══ Extracted entries
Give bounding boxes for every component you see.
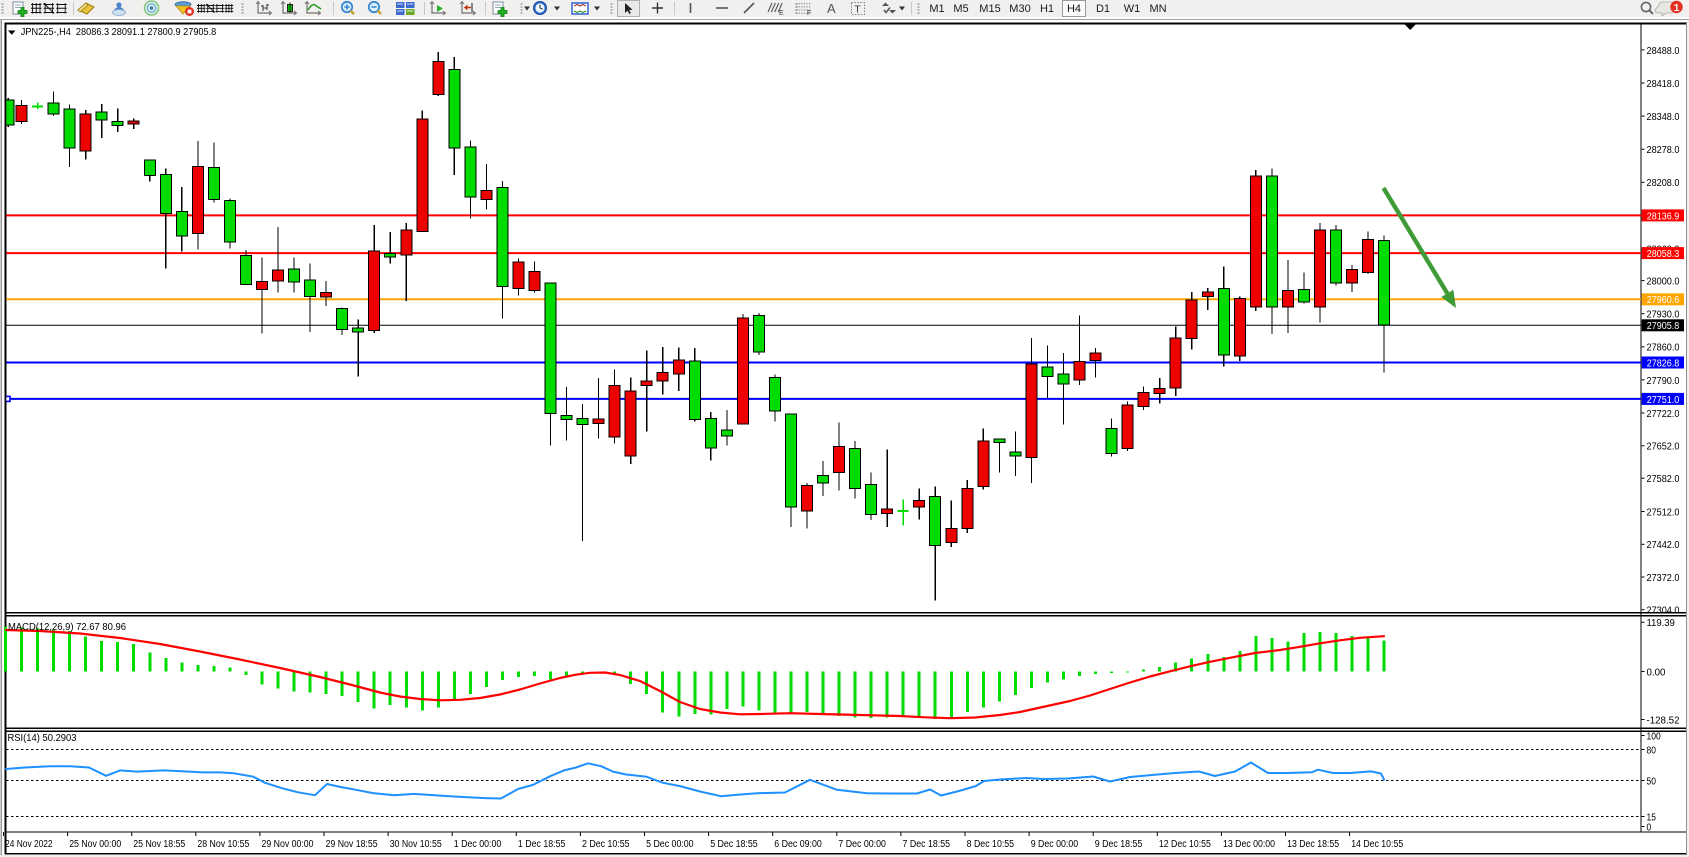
svg-text:27722.0: 27722.0: [1647, 409, 1680, 420]
svg-text:12 Dec 10:55: 12 Dec 10:55: [1159, 839, 1211, 850]
svg-text:5 Dec 18:55: 5 Dec 18:55: [710, 839, 758, 850]
svg-text:25 Nov 18:55: 25 Nov 18:55: [133, 839, 185, 850]
svg-text:25 Nov 00:00: 25 Nov 00:00: [69, 839, 121, 850]
svg-text:28348.0: 28348.0: [1647, 112, 1680, 123]
svg-text:27960.6: 27960.6: [1647, 295, 1680, 306]
svg-text:15: 15: [1647, 812, 1657, 823]
svg-text:MACD(12,26,9) 72.67 80.96: MACD(12,26,9) 72.67 80.96: [8, 622, 126, 633]
svg-text:27905.8: 27905.8: [1647, 321, 1680, 332]
svg-text:5 Dec 00:00: 5 Dec 00:00: [646, 839, 694, 850]
svg-text:24 Nov 2022: 24 Nov 2022: [5, 839, 53, 850]
svg-text:27826.8: 27826.8: [1647, 358, 1680, 369]
svg-text:JPN225-,H4 28086.3 28091.1 27: JPN225-,H4 28086.3 28091.1 27800.9 27905…: [21, 26, 217, 38]
svg-text:2 Dec 10:55: 2 Dec 10:55: [582, 839, 630, 850]
svg-text:D1: D1: [1096, 3, 1110, 15]
svg-text:7 Dec 18:55: 7 Dec 18:55: [903, 839, 951, 850]
svg-text:13 Dec 18:55: 13 Dec 18:55: [1287, 839, 1339, 850]
svg-text:28208.0: 28208.0: [1647, 178, 1680, 189]
svg-text:M15: M15: [979, 3, 1000, 15]
svg-text:-128.52: -128.52: [1647, 715, 1680, 726]
svg-text:29 Nov 18:55: 29 Nov 18:55: [326, 839, 378, 850]
svg-text:M1: M1: [929, 3, 944, 15]
svg-text:28488.0: 28488.0: [1647, 46, 1680, 57]
svg-text:27860.0: 27860.0: [1647, 343, 1680, 354]
svg-text:E: E: [779, 10, 784, 17]
svg-text:28418.0: 28418.0: [1647, 79, 1680, 90]
svg-text:28278.0: 28278.0: [1647, 145, 1680, 156]
svg-text:27372.0: 27372.0: [1647, 573, 1680, 584]
svg-text:29 Nov 00:00: 29 Nov 00:00: [262, 839, 314, 850]
svg-text:100: 100: [1647, 731, 1662, 742]
svg-text:27442.0: 27442.0: [1647, 540, 1680, 551]
svg-text:27751.0: 27751.0: [1647, 395, 1680, 406]
svg-text:27790.0: 27790.0: [1647, 376, 1680, 387]
svg-text:A: A: [827, 1, 836, 16]
svg-text:80: 80: [1647, 745, 1657, 756]
svg-text:28058.3: 28058.3: [1647, 249, 1680, 260]
svg-text:50: 50: [1647, 776, 1657, 787]
svg-text:M5: M5: [953, 3, 968, 15]
svg-text:27930.0: 27930.0: [1647, 310, 1680, 321]
svg-text:27304.0: 27304.0: [1647, 606, 1680, 617]
svg-text:8 Dec 10:55: 8 Dec 10:55: [967, 839, 1015, 850]
svg-text:H4: H4: [1067, 3, 1081, 15]
svg-text:7 Dec 00:00: 7 Dec 00:00: [838, 839, 886, 850]
svg-text:27652.0: 27652.0: [1647, 442, 1680, 453]
svg-text:1: 1: [1674, 2, 1680, 14]
svg-text:27512.0: 27512.0: [1647, 507, 1680, 518]
svg-text:1 Dec 00:00: 1 Dec 00:00: [454, 839, 502, 850]
svg-text:30 Nov 10:55: 30 Nov 10:55: [390, 839, 442, 850]
svg-text:MN: MN: [1149, 3, 1166, 15]
svg-text:6 Dec 09:00: 6 Dec 09:00: [774, 839, 822, 850]
svg-text:H1: H1: [1040, 3, 1054, 15]
svg-text:M30: M30: [1009, 3, 1030, 15]
svg-text:F: F: [807, 10, 811, 17]
svg-text:RSI(14) 50.2903: RSI(14) 50.2903: [8, 733, 77, 744]
svg-text:28 Nov 10:55: 28 Nov 10:55: [197, 839, 249, 850]
svg-text:0: 0: [1647, 822, 1652, 833]
svg-text:28000.0: 28000.0: [1647, 277, 1680, 288]
svg-text:14 Dec 10:55: 14 Dec 10:55: [1351, 839, 1403, 850]
svg-text:W1: W1: [1124, 3, 1141, 15]
svg-text:27582.0: 27582.0: [1647, 474, 1680, 485]
svg-text:9 Dec 00:00: 9 Dec 00:00: [1031, 839, 1079, 850]
svg-text:13 Dec 00:00: 13 Dec 00:00: [1223, 839, 1275, 850]
svg-text:0.00: 0.00: [1647, 667, 1666, 678]
svg-text:119.39: 119.39: [1647, 618, 1676, 629]
svg-text:1 Dec 18:55: 1 Dec 18:55: [518, 839, 566, 850]
svg-text:28136.9: 28136.9: [1647, 211, 1680, 222]
svg-text:T: T: [855, 5, 861, 16]
svg-text:9 Dec 18:55: 9 Dec 18:55: [1095, 839, 1143, 850]
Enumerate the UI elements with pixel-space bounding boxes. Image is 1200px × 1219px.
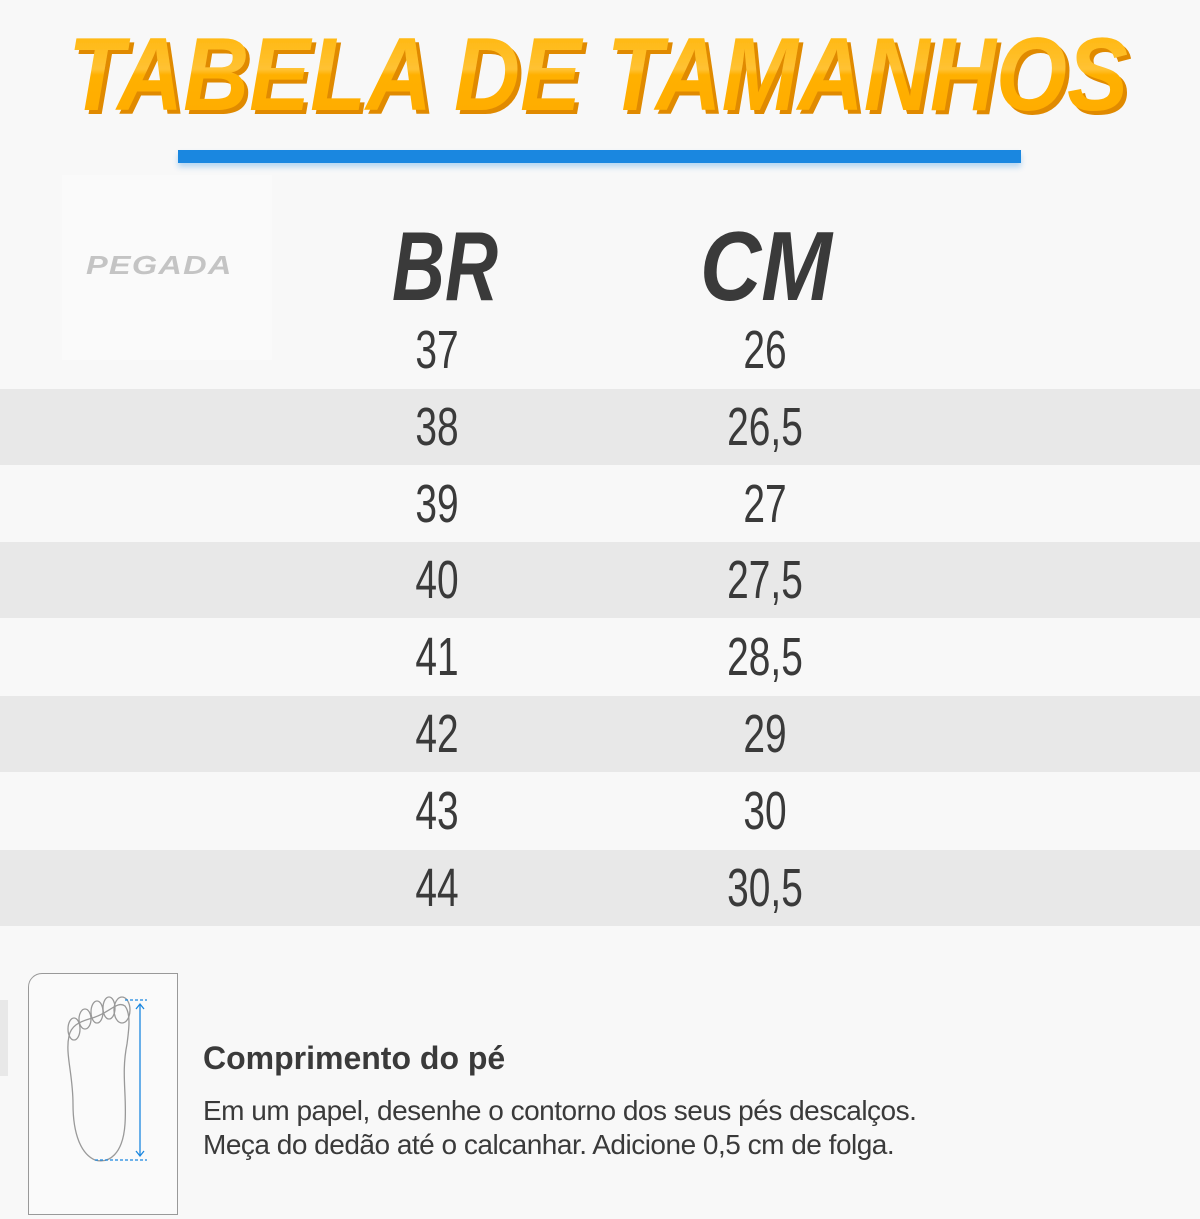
br-size: 37 [415,320,459,380]
page-title: TABELA DE TAMANHOS [68,20,1128,133]
table-row: 40 27,5 [0,542,1200,619]
table-row: 43 30 [0,773,1200,849]
table-header: BR CM [392,215,834,310]
table-row: 38 26,5 [0,388,1200,465]
instructions-text: Em um papel, desenhe o contorno dos seus… [203,1094,917,1162]
cm-length: 27,5 [727,550,803,611]
title-underline [178,150,1021,163]
cm-length: 29 [743,704,787,764]
cm-length: 27 [743,473,787,534]
br-size: 44 [415,857,459,918]
table-row: 39 27 [0,466,1200,542]
br-size: 42 [415,704,459,764]
cm-length: 30 [743,780,787,841]
instructions-line-1: Em um papel, desenhe o contorno dos seus… [203,1095,917,1126]
header-cm: CM [700,215,834,310]
foot-outline-icon [67,996,147,1162]
paper-icon [28,973,178,1215]
brand-logo: PEGADA [86,250,233,280]
cm-length: 26 [743,320,787,380]
br-size: 41 [415,627,459,688]
instructions-heading: Comprimento do pé [203,1040,506,1076]
br-size: 38 [415,396,459,457]
side-tab [0,1000,8,1076]
table-row: 42 29 [0,696,1200,772]
cm-length: 26,5 [727,396,803,457]
instructions-line-2: Meça do dedão até o calcanhar. Adicione … [203,1129,895,1160]
brand-logo-area [62,175,272,360]
cm-length: 30,5 [727,857,803,918]
header-br: BR [392,215,498,310]
br-size: 40 [415,550,459,611]
table-row: 44 30,5 [0,849,1200,926]
table-row: 41 28,5 [0,619,1200,695]
br-size: 39 [415,473,459,534]
cm-length: 28,5 [727,627,803,688]
table-row: 37 26 [0,312,1200,388]
br-size: 43 [415,780,459,841]
title-text: TABELA DE TAMANHOS [68,20,1128,133]
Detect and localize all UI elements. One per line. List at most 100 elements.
════
▶ **What needs to be done**
Could you reproduce all of the material with every "table-row" swapped for "size-row", everything else unchanged and the pictures left out?

▶ **Response to this task**
Give bounding boxes for every component you see.
svg-text:27722.0: 27722.0: [1647, 409, 1680, 420]
svg-text:12 Dec 10:55: 12 Dec 10:55: [1159, 839, 1211, 850]
svg-text:5 Dec 18:55: 5 Dec 18:55: [710, 839, 758, 850]
svg-text:25 Nov 18:55: 25 Nov 18:55: [133, 839, 185, 850]
svg-text:25 Nov 00:00: 25 Nov 00:00: [69, 839, 121, 850]
svg-text:28348.0: 28348.0: [1647, 112, 1680, 123]
svg-text:27960.6: 27960.6: [1647, 295, 1680, 306]
svg-text:15: 15: [1647, 812, 1657, 823]
svg-text:MACD(12,26,9) 72.67 80.96: MACD(12,26,9) 72.67 80.96: [8, 622, 126, 633]
svg-text:27905.8: 27905.8: [1647, 321, 1680, 332]
svg-text:5 Dec 00:00: 5 Dec 00:00: [646, 839, 694, 850]
svg-text:24 Nov 2022: 24 Nov 2022: [5, 839, 53, 850]
svg-text:27826.8: 27826.8: [1647, 358, 1680, 369]
svg-text:JPN225-,H4 28086.3 28091.1 27: JPN225-,H4 28086.3 28091.1 27800.9 27905…: [21, 26, 217, 38]
svg-text:2 Dec 10:55: 2 Dec 10:55: [582, 839, 630, 850]
svg-text:D1: D1: [1096, 3, 1110, 15]
svg-text:7 Dec 18:55: 7 Dec 18:55: [903, 839, 951, 850]
svg-text:13 Dec 18:55: 13 Dec 18:55: [1287, 839, 1339, 850]
svg-text:28208.0: 28208.0: [1647, 178, 1680, 189]
svg-text:M15: M15: [979, 3, 1000, 15]
svg-text:-128.52: -128.52: [1647, 715, 1680, 726]
svg-text:29 Nov 18:55: 29 Nov 18:55: [326, 839, 378, 850]
svg-text:M1: M1: [929, 3, 944, 15]
svg-text:28488.0: 28488.0: [1647, 46, 1680, 57]
svg-text:27860.0: 27860.0: [1647, 343, 1680, 354]
svg-text:E: E: [779, 10, 784, 17]
svg-text:28418.0: 28418.0: [1647, 79, 1680, 90]
svg-text:28278.0: 28278.0: [1647, 145, 1680, 156]
svg-text:27372.0: 27372.0: [1647, 573, 1680, 584]
svg-text:29 Nov 00:00: 29 Nov 00:00: [262, 839, 314, 850]
svg-text:100: 100: [1647, 731, 1662, 742]
svg-text:27442.0: 27442.0: [1647, 540, 1680, 551]
svg-text:27751.0: 27751.0: [1647, 395, 1680, 406]
svg-text:27790.0: 27790.0: [1647, 376, 1680, 387]
svg-text:A: A: [827, 1, 836, 16]
svg-text:80: 80: [1647, 745, 1657, 756]
svg-text:28058.3: 28058.3: [1647, 249, 1680, 260]
svg-text:50: 50: [1647, 776, 1657, 787]
svg-text:M5: M5: [953, 3, 968, 15]
svg-text:27930.0: 27930.0: [1647, 310, 1680, 321]
svg-text:27304.0: 27304.0: [1647, 606, 1680, 617]
svg-text:8 Dec 10:55: 8 Dec 10:55: [967, 839, 1015, 850]
svg-text:H4: H4: [1067, 3, 1081, 15]
svg-text:7 Dec 00:00: 7 Dec 00:00: [838, 839, 886, 850]
svg-text:27652.0: 27652.0: [1647, 442, 1680, 453]
svg-text:1: 1: [1674, 2, 1680, 14]
svg-text:27512.0: 27512.0: [1647, 507, 1680, 518]
svg-text:1 Dec 00:00: 1 Dec 00:00: [454, 839, 502, 850]
svg-text:30 Nov 10:55: 30 Nov 10:55: [390, 839, 442, 850]
svg-text:MN: MN: [1149, 3, 1166, 15]
svg-text:6 Dec 09:00: 6 Dec 09:00: [774, 839, 822, 850]
svg-text:H1: H1: [1040, 3, 1054, 15]
svg-text:M30: M30: [1009, 3, 1030, 15]
svg-text:F: F: [807, 10, 811, 17]
svg-text:RSI(14) 50.2903: RSI(14) 50.2903: [8, 733, 77, 744]
svg-text:28 Nov 10:55: 28 Nov 10:55: [197, 839, 249, 850]
svg-text:0: 0: [1647, 822, 1652, 833]
svg-text:28000.0: 28000.0: [1647, 277, 1680, 288]
svg-text:14 Dec 10:55: 14 Dec 10:55: [1351, 839, 1403, 850]
svg-text:W1: W1: [1124, 3, 1141, 15]
svg-text:27582.0: 27582.0: [1647, 474, 1680, 485]
svg-text:9 Dec 00:00: 9 Dec 00:00: [1031, 839, 1079, 850]
svg-text:13 Dec 00:00: 13 Dec 00:00: [1223, 839, 1275, 850]
svg-text:0.00: 0.00: [1647, 667, 1666, 678]
svg-text:119.39: 119.39: [1647, 618, 1676, 629]
svg-text:1 Dec 18:55: 1 Dec 18:55: [518, 839, 566, 850]
svg-text:28136.9: 28136.9: [1647, 211, 1680, 222]
svg-text:T: T: [855, 5, 861, 16]
svg-text:9 Dec 18:55: 9 Dec 18:55: [1095, 839, 1143, 850]
Enumerate the UI elements with pixel-space bounding boxes. Image is 1200px × 1219px.
br-size: 37 [415,320,459,380]
page-title: TABELA DE TAMANHOS [68,20,1128,133]
size-row: 40 27,5 [0,542,1200,619]
size-row: 43 30 [0,773,1200,849]
table-header: BR CM [392,215,834,310]
size-row: 38 26,5 [0,388,1200,465]
instructions-text: Em um papel, desenhe o contorno dos seus… [203,1094,917,1162]
cm-length: 27,5 [727,550,803,611]
title-underline [178,150,1021,163]
cm-length: 29 [743,704,787,764]
cm-length: 27 [743,473,787,534]
br-size: 44 [415,857,459,918]
size-row: 39 27 [0,466,1200,542]
br-size: 42 [415,704,459,764]
cm-length: 30 [743,780,787,841]
instructions-line-1: Em um papel, desenhe o contorno dos seus… [203,1095,917,1126]
header-cm: CM [700,215,834,310]
foot-outline-icon [67,996,147,1162]
paper-icon [28,973,178,1215]
brand-logo: PEGADA [86,250,233,280]
cm-length: 26 [743,320,787,380]
br-size: 41 [415,627,459,688]
instructions-heading: Comprimento do pé [203,1040,506,1076]
br-size: 38 [415,396,459,457]
side-tab [0,1000,8,1076]
size-row: 42 29 [0,696,1200,772]
cm-length: 26,5 [727,396,803,457]
instructions-line-2: Meça do dedão até o calcanhar. Adicione … [203,1129,895,1160]
brand-logo-area [62,175,272,360]
cm-length: 30,5 [727,857,803,918]
header-br: BR [392,215,498,310]
br-size: 40 [415,550,459,611]
size-row: 44 30,5 [0,849,1200,926]
size-row: 41 28,5 [0,619,1200,695]
br-size: 39 [415,473,459,534]
cm-length: 28,5 [727,627,803,688]
size-row: 37 26 [0,312,1200,388]
br-size: 43 [415,780,459,841]
title-text: TABELA DE TAMANHOS [68,20,1128,133]
Detect and localize all UI elements. One per line. List at most 100 elements.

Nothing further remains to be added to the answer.